→ What this task involves
Do not copy the pictures; transcribe all other material exactly.

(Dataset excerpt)
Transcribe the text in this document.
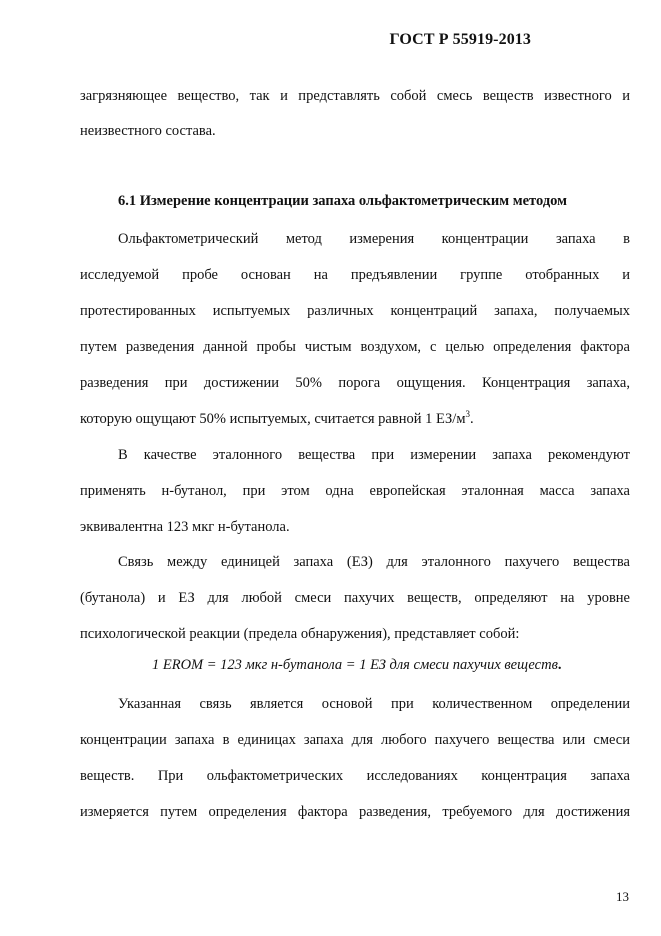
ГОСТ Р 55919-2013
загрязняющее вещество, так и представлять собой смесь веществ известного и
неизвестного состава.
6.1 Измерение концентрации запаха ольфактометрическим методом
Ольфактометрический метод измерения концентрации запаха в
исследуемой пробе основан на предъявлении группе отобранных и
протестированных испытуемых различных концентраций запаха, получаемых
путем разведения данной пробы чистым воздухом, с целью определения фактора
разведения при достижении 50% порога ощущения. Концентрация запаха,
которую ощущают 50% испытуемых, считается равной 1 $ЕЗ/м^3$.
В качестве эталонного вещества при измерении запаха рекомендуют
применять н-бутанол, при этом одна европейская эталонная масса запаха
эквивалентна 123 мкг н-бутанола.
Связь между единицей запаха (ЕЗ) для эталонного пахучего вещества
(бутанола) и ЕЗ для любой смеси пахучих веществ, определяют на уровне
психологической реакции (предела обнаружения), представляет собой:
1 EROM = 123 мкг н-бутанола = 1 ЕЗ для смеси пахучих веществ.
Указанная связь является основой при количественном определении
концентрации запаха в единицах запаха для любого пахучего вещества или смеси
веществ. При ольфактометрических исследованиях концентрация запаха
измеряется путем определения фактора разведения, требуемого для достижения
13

→ Expected answer
Transcribe the text in this document.
ГОСТ Р 55919-2013
загрязняющее вещество, так и представлять собой смесь веществ известного и
неизвестного состава.
6.1 Измерение концентрации запаха ольфактометрическим методом
Ольфактометрический метод измерения концентрации запаха в
исследуемой пробе основан на предъявлении группе отобранных и
протестированных испытуемых различных концентраций запаха, получаемых
путем разведения данной пробы чистым воздухом, с целью определения фактора
разведения при достижении 50% порога ощущения. Концентрация запаха,
которую ощущают 50% испытуемых, считается равной 1 $ЕЗ/м^3$.
В качестве эталонного вещества при измерении запаха рекомендуют
применять н-бутанол, при этом одна европейская эталонная масса запаха
эквивалентна 123 мкг н-бутанола.
Связь между единицей запаха (ЕЗ) для эталонного пахучего вещества
(бутанола) и ЕЗ для любой смеси пахучих веществ, определяют на уровне
психологической реакции (предела обнаружения), представляет собой:
1 EROM = 123 мкг н-бутанола = 1 ЕЗ для смеси пахучих веществ.
Указанная связь является основой при количественном определении
концентрации запаха в единицах запаха для любого пахучего вещества или смеси
веществ. При ольфактометрических исследованиях концентрация запаха
измеряется путем определения фактора разведения, требуемого для достижения
13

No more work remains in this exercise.